:: Provided data ::

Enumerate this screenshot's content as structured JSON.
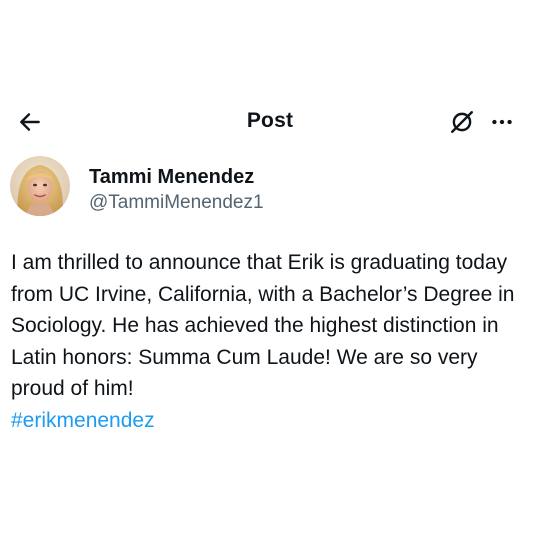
{
  "header": {
    "title": "Post",
    "back_icon": "arrow-left-icon",
    "grok_icon": "grok-icon",
    "more_icon": "more-horizontal-icon"
  },
  "author": {
    "display_name": "Tammi Menendez",
    "handle": "@TammiMenendez1",
    "avatar_icon": "profile-avatar"
  },
  "post": {
    "text": "I am thrilled to announce that Erik is graduating today from UC Irvine, California, with a Bachelor’s Degree in Sociology. He has achieved the highest distinction in Latin honors: Summa Cum Laude! We are so very proud of him!",
    "hashtag": "#erikmenendez"
  },
  "colors": {
    "text": "#0f1419",
    "secondary_text": "#536471",
    "link": "#1d9bf0",
    "background": "#ffffff"
  }
}
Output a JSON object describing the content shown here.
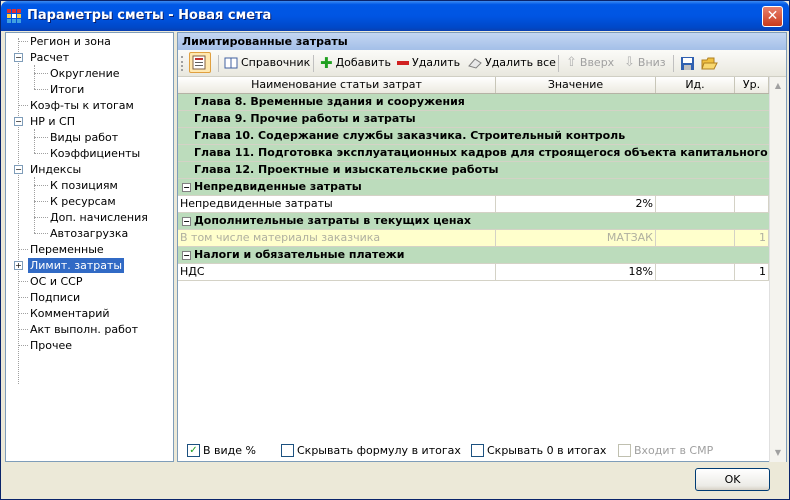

:::

:: Task statement ::
Return to the listing above and set it down exactly, leaving out its pictures.

:: Answer to this problem ::
Enumerate this screenshot's content as structured JSON.
{
  "header": {
    "title": "Post",
    "back_icon": "arrow-left-icon",
    "grok_icon": "grok-icon",
    "more_icon": "more-horizontal-icon"
  },
  "author": {
    "display_name": "Tammi Menendez",
    "handle": "@TammiMenendez1",
    "avatar_icon": "profile-avatar"
  },
  "post": {
    "text": "I am thrilled to announce that Erik is graduating today from UC Irvine, California, with a Bachelor’s Degree in Sociology. He has achieved the highest distinction in Latin honors: Summa Cum Laude! We are so very proud of him!",
    "hashtag": "#erikmenendez"
  },
  "colors": {
    "text": "#0f1419",
    "secondary_text": "#536471",
    "link": "#1d9bf0",
    "background": "#ffffff"
  }
}
Output a JSON object describing the content shown here.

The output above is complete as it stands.